Gather, from the data below, each line in which the word "Database" occurs.

## START Input rows

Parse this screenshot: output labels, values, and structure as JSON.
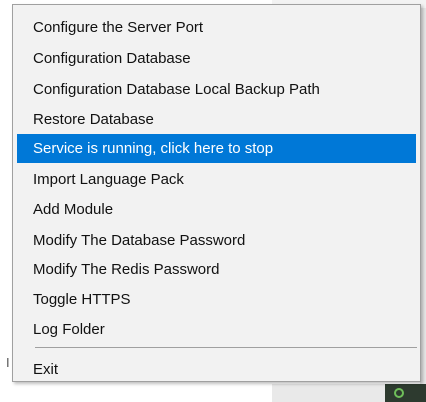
{
  "menu": {
    "items": [
      {
        "label": "Configure the Server Port"
      },
      {
        "label": "Configuration Database"
      },
      {
        "label": "Configuration Database Local Backup Path"
      },
      {
        "label": "Restore Database"
      },
      {
        "label": "Service is running, click here to stop"
      },
      {
        "label": "Import Language Pack"
      },
      {
        "label": "Add Module"
      },
      {
        "label": "Modify The Database Password"
      },
      {
        "label": "Modify The Redis Password"
      },
      {
        "label": "Toggle HTTPS"
      },
      {
        "label": "Log Folder"
      },
      {
        "label": "Exit"
      }
    ],
    "highlight_color": "#0078d7"
  },
  "background": {
    "left_fragment": "I"
  }
}
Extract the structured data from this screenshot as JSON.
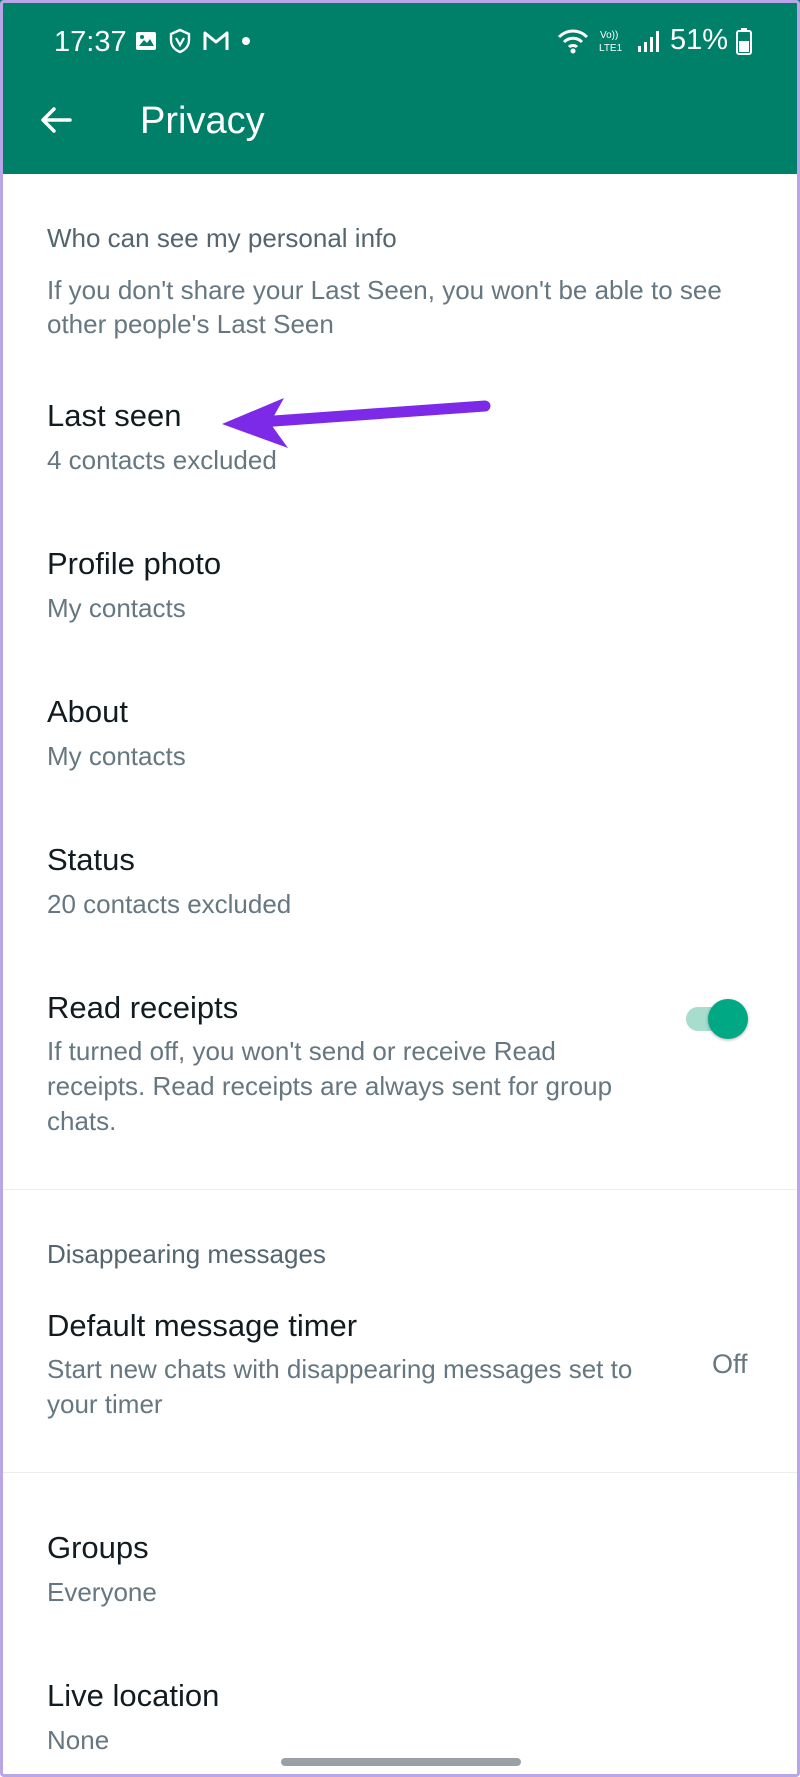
{
  "status_bar": {
    "time": "17:37",
    "battery": "51%",
    "network": "LTE1",
    "volte": "Vo))"
  },
  "toolbar": {
    "title": "Privacy"
  },
  "personal_info": {
    "heading": "Who can see my personal info",
    "description": "If you don't share your Last Seen, you won't be able to see other people's Last Seen",
    "items": [
      {
        "title": "Last seen",
        "subtitle": "4 contacts excluded"
      },
      {
        "title": "Profile photo",
        "subtitle": "My contacts"
      },
      {
        "title": "About",
        "subtitle": "My contacts"
      },
      {
        "title": "Status",
        "subtitle": "20 contacts excluded"
      }
    ],
    "read_receipts": {
      "title": "Read receipts",
      "description": "If turned off, you won't send or receive Read receipts. Read receipts are always sent for group chats.",
      "enabled": true
    }
  },
  "disappearing": {
    "heading": "Disappearing messages",
    "timer_title": "Default message timer",
    "timer_description": "Start new chats with disappearing messages set to your timer",
    "timer_value": "Off"
  },
  "more": {
    "items": [
      {
        "title": "Groups",
        "subtitle": "Everyone"
      },
      {
        "title": "Live location",
        "subtitle": "None"
      }
    ]
  },
  "colors": {
    "brand": "#008069",
    "accent": "#00a884",
    "annotation_arrow": "#7c2ae8"
  },
  "icons": {
    "back": "arrow-left-icon",
    "gallery": "image-icon",
    "shield": "shield-icon",
    "gmail": "gmail-icon",
    "wifi": "wifi-icon",
    "signal": "signal-icon",
    "battery": "battery-icon"
  }
}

## END Input rows

Task answer:
        "label": "Configuration Database"
        "label": "Configuration Database Local Backup Path"
        "label": "Restore Database"
        "label": "Modify The Database Password"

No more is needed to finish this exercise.